--- start ---

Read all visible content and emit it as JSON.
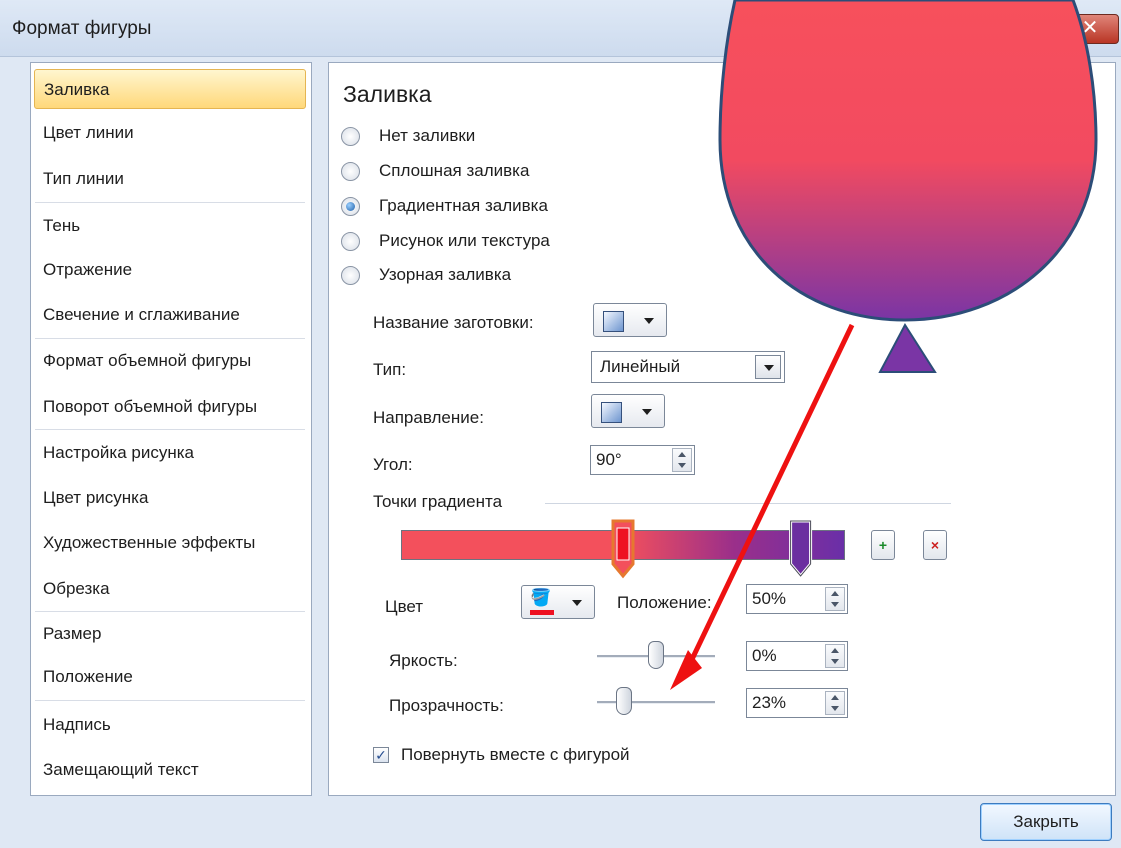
{
  "window": {
    "title": "Формат фигуры",
    "help_label": "?",
    "close_label": "✕"
  },
  "sidebar": {
    "items": [
      {
        "label": "Заливка"
      },
      {
        "label": "Цвет линии"
      },
      {
        "label": "Тип линии"
      },
      {
        "label": "Тень"
      },
      {
        "label": "Отражение"
      },
      {
        "label": "Свечение и сглаживание"
      },
      {
        "label": "Формат объемной фигуры"
      },
      {
        "label": "Поворот объемной фигуры"
      },
      {
        "label": "Настройка рисунка"
      },
      {
        "label": "Цвет рисунка"
      },
      {
        "label": "Художественные эффекты"
      },
      {
        "label": "Обрезка"
      },
      {
        "label": "Размер"
      },
      {
        "label": "Положение"
      },
      {
        "label": "Надпись"
      },
      {
        "label": "Замещающий текст"
      }
    ],
    "selected": "Заливка"
  },
  "fill": {
    "title": "Заливка",
    "options": [
      {
        "label": "Нет заливки",
        "selected": false
      },
      {
        "label": "Сплошная заливка",
        "selected": false
      },
      {
        "label": "Градиентная заливка",
        "selected": true
      },
      {
        "label": "Рисунок или текстура",
        "selected": false
      },
      {
        "label": "Узорная заливка",
        "selected": false
      }
    ],
    "preset_label": "Название заготовки:",
    "type_label": "Тип:",
    "type_value": "Линейный",
    "direction_label": "Направление:",
    "angle_label": "Угол:",
    "angle_value": "90°",
    "stops_label": "Точки градиента",
    "stops": [
      {
        "position": 0.5,
        "color": "#f3505c",
        "selected": true
      },
      {
        "position": 0.9,
        "color": "#7a2fa0",
        "selected": false
      }
    ],
    "add_stop_icon": "add-gradient-stop-icon",
    "remove_stop_icon": "remove-gradient-stop-icon",
    "color_label": "Цвет",
    "position_label": "Положение:",
    "position_value": "50%",
    "brightness_label": "Яркость:",
    "brightness_value": "0%",
    "transparency_label": "Прозрачность:",
    "transparency_value": "23%",
    "rotate_label": "Повернуть вместе с фигурой",
    "rotate_checked": true
  },
  "footer": {
    "close_label": "Закрыть"
  },
  "colors": {
    "shape_top": "#f7505c",
    "shape_bottom": "#7a35a5",
    "arrow": "#ee1111",
    "shape_stroke": "#2c4d78"
  }
}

--- end ---

WHAT IS BEING ASKED: Write the lines above out again exactly, without any of their pictures.

WORKED SOLUTION:
Read all visible content and emit it as JSON.
{
  "window": {
    "title": "Формат фигуры",
    "help_label": "?",
    "close_label": "✕"
  },
  "sidebar": {
    "items": [
      {
        "label": "Заливка"
      },
      {
        "label": "Цвет линии"
      },
      {
        "label": "Тип линии"
      },
      {
        "label": "Тень"
      },
      {
        "label": "Отражение"
      },
      {
        "label": "Свечение и сглаживание"
      },
      {
        "label": "Формат объемной фигуры"
      },
      {
        "label": "Поворот объемной фигуры"
      },
      {
        "label": "Настройка рисунка"
      },
      {
        "label": "Цвет рисунка"
      },
      {
        "label": "Художественные эффекты"
      },
      {
        "label": "Обрезка"
      },
      {
        "label": "Размер"
      },
      {
        "label": "Положение"
      },
      {
        "label": "Надпись"
      },
      {
        "label": "Замещающий текст"
      }
    ],
    "selected": "Заливка"
  },
  "fill": {
    "title": "Заливка",
    "options": [
      {
        "label": "Нет заливки",
        "selected": false
      },
      {
        "label": "Сплошная заливка",
        "selected": false
      },
      {
        "label": "Градиентная заливка",
        "selected": true
      },
      {
        "label": "Рисунок или текстура",
        "selected": false
      },
      {
        "label": "Узорная заливка",
        "selected": false
      }
    ],
    "preset_label": "Название заготовки:",
    "type_label": "Тип:",
    "type_value": "Линейный",
    "direction_label": "Направление:",
    "angle_label": "Угол:",
    "angle_value": "90°",
    "stops_label": "Точки градиента",
    "stops": [
      {
        "position": 0.5,
        "color": "#f3505c",
        "selected": true
      },
      {
        "position": 0.9,
        "color": "#7a2fa0",
        "selected": false
      }
    ],
    "add_stop_icon": "add-gradient-stop-icon",
    "remove_stop_icon": "remove-gradient-stop-icon",
    "color_label": "Цвет",
    "position_label": "Положение:",
    "position_value": "50%",
    "brightness_label": "Яркость:",
    "brightness_value": "0%",
    "transparency_label": "Прозрачность:",
    "transparency_value": "23%",
    "rotate_label": "Повернуть вместе с фигурой",
    "rotate_checked": true
  },
  "footer": {
    "close_label": "Закрыть"
  },
  "colors": {
    "shape_top": "#f7505c",
    "shape_bottom": "#7a35a5",
    "arrow": "#ee1111",
    "shape_stroke": "#2c4d78"
  }
}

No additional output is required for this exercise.